STATED TASK:
Edit the items that follow, replacing "bounding box" with "box coordinates" and leaving every other part of the lines unchanged.

[Begin SOURCE MATERIAL]

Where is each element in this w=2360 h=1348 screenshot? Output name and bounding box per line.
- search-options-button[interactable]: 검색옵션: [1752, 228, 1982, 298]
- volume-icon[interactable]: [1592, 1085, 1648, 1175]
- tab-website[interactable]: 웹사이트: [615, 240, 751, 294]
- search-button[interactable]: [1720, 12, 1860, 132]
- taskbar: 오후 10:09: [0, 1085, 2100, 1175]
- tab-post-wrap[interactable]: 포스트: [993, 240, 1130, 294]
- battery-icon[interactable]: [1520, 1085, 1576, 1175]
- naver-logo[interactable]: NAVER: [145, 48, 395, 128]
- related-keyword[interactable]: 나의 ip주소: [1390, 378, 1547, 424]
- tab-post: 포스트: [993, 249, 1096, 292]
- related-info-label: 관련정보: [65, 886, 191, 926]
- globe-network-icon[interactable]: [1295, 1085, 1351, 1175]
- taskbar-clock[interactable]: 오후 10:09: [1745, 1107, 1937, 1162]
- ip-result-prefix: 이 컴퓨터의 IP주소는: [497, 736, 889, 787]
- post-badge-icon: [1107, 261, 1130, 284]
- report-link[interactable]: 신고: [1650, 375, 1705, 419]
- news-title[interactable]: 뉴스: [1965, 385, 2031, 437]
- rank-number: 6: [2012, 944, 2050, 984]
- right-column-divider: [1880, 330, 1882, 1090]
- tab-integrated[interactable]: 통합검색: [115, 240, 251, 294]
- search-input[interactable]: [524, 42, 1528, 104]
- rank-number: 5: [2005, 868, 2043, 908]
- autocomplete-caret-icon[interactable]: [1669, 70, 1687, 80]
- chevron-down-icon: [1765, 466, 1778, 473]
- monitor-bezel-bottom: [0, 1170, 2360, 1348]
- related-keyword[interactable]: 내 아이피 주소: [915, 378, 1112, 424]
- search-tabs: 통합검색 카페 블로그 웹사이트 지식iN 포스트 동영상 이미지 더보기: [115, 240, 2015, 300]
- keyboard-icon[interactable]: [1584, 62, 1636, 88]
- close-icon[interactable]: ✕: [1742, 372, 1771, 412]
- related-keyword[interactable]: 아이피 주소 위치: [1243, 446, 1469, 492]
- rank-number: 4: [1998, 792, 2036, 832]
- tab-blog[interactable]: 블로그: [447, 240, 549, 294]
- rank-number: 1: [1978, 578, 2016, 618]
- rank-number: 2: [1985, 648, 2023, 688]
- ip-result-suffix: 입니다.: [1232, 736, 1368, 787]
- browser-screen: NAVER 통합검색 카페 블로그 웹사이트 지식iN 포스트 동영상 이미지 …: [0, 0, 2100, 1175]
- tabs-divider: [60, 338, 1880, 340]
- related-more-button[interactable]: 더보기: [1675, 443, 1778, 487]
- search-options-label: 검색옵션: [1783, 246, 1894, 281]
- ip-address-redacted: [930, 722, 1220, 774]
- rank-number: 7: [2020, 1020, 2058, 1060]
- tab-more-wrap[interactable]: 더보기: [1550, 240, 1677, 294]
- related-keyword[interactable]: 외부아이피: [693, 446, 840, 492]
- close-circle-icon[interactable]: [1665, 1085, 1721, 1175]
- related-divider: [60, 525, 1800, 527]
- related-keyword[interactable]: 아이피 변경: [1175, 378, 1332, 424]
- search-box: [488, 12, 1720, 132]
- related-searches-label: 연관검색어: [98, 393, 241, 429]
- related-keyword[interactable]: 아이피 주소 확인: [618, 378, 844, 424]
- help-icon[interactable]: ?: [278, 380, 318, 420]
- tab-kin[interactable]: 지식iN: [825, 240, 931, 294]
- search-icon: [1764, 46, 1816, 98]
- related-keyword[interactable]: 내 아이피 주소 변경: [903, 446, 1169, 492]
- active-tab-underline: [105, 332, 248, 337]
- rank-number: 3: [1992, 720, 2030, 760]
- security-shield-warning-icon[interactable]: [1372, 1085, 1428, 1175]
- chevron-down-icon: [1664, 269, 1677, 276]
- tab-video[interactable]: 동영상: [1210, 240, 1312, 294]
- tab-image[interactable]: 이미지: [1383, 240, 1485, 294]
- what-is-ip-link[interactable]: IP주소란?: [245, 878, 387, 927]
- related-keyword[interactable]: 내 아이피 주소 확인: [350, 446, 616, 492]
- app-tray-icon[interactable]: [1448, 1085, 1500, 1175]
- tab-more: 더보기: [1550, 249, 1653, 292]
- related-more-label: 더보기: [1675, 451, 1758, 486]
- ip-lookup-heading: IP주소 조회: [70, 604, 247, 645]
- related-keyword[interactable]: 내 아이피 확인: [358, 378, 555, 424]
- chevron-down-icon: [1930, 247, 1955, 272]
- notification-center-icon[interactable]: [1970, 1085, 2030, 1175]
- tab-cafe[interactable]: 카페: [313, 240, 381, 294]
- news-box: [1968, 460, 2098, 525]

[End SOURCE MATERIAL]

ANSWER TO THE EXERCISE:
Where is each element in this w=2360 h=1348 screenshot? Output name and box coordinates per line.
- search-options-button[interactable]: 검색옵션: [1752, 228, 1982, 298]
- volume-icon[interactable]: [1592, 1085, 1648, 1175]
- tab-website[interactable]: 웹사이트: [615, 240, 751, 294]
- search-button[interactable]: [1720, 12, 1860, 132]
- taskbar: 오후 10:09: [0, 1085, 2100, 1175]
- tab-post-wrap[interactable]: 포스트: [993, 240, 1130, 294]
- battery-icon[interactable]: [1520, 1085, 1576, 1175]
- naver-logo[interactable]: NAVER: [145, 48, 395, 128]
- related-keyword[interactable]: 나의 ip주소: [1390, 378, 1547, 424]
- tab-post: 포스트: [993, 249, 1096, 292]
- related-info-label: 관련정보: [65, 886, 191, 926]
- globe-network-icon[interactable]: [1295, 1085, 1351, 1175]
- taskbar-clock[interactable]: 오후 10:09: [1745, 1107, 1937, 1162]
- ip-result-prefix: 이 컴퓨터의 IP주소는: [497, 736, 889, 787]
- post-badge-icon: [1107, 261, 1130, 284]
- report-link[interactable]: 신고: [1650, 375, 1705, 419]
- news-title[interactable]: 뉴스: [1965, 385, 2031, 437]
- rank-number: 6: [2012, 944, 2050, 984]
- right-column-divider: [1880, 330, 1882, 1090]
- tab-integrated[interactable]: 통합검색: [115, 240, 251, 294]
- search-input[interactable]: [524, 42, 1528, 104]
- rank-number: 5: [2005, 868, 2043, 908]
- autocomplete-caret-icon[interactable]: [1669, 70, 1687, 80]
- chevron-down-icon: [1765, 466, 1778, 473]
- monitor-bezel-bottom: [0, 1170, 2360, 1348]
- related-keyword[interactable]: 내 아이피 주소: [915, 378, 1112, 424]
- search-tabs: 통합검색 카페 블로그 웹사이트 지식iN 포스트 동영상 이미지 더보기: [115, 240, 2015, 300]
- keyboard-icon[interactable]: [1584, 62, 1636, 88]
- close-icon[interactable]: ✕: [1742, 372, 1771, 412]
- related-keyword[interactable]: 아이피 주소 위치: [1243, 446, 1469, 492]
- rank-number: 4: [1998, 792, 2036, 832]
- tab-blog[interactable]: 블로그: [447, 240, 549, 294]
- rank-number: 1: [1978, 578, 2016, 618]
- rank-number: 2: [1985, 648, 2023, 688]
- ip-result-suffix: 입니다.: [1232, 736, 1368, 787]
- browser-screen: NAVER 통합검색 카페 블로그 웹사이트 지식iN 포스트 동영상 이미지 …: [0, 0, 2100, 1175]
- tabs-divider: [60, 338, 1880, 340]
- related-more-button[interactable]: 더보기: [1675, 443, 1778, 487]
- search-options-label: 검색옵션: [1783, 246, 1894, 281]
- ip-address-redacted: [930, 722, 1220, 774]
- rank-number: 7: [2020, 1020, 2058, 1060]
- tab-more-wrap[interactable]: 더보기: [1550, 240, 1677, 294]
- related-keyword[interactable]: 외부아이피: [693, 446, 840, 492]
- close-circle-icon[interactable]: [1665, 1085, 1721, 1175]
- related-divider: [60, 525, 1800, 527]
- related-keyword[interactable]: 아이피 변경: [1175, 378, 1332, 424]
- search-box: [488, 12, 1720, 132]
- related-searches-label: 연관검색어: [98, 393, 241, 429]
- related-keyword[interactable]: 아이피 주소 확인: [618, 378, 844, 424]
- help-icon[interactable]: ?: [278, 380, 318, 420]
- tab-kin[interactable]: 지식iN: [825, 240, 931, 294]
- search-icon: [1764, 46, 1816, 98]
- related-keyword[interactable]: 내 아이피 주소 변경: [903, 446, 1169, 492]
- active-tab-underline: [105, 332, 248, 337]
- rank-number: 3: [1992, 720, 2030, 760]
- security-shield-warning-icon[interactable]: [1372, 1085, 1428, 1175]
- chevron-down-icon: [1664, 269, 1677, 276]
- tab-video[interactable]: 동영상: [1210, 240, 1312, 294]
- tab-image[interactable]: 이미지: [1383, 240, 1485, 294]
- what-is-ip-link[interactable]: IP주소란?: [245, 878, 387, 927]
- related-keyword[interactable]: 내 아이피 주소 확인: [350, 446, 616, 492]
- app-tray-icon[interactable]: [1448, 1085, 1500, 1175]
- tab-more: 더보기: [1550, 249, 1653, 292]
- related-more-label: 더보기: [1675, 451, 1758, 486]
- ip-lookup-heading: IP주소 조회: [70, 604, 247, 645]
- related-keyword[interactable]: 내 아이피 확인: [358, 378, 555, 424]
- chevron-down-icon: [1930, 247, 1955, 272]
- notification-center-icon[interactable]: [1970, 1085, 2030, 1175]
- tab-cafe[interactable]: 카페: [313, 240, 381, 294]
- news-box: [1968, 460, 2098, 525]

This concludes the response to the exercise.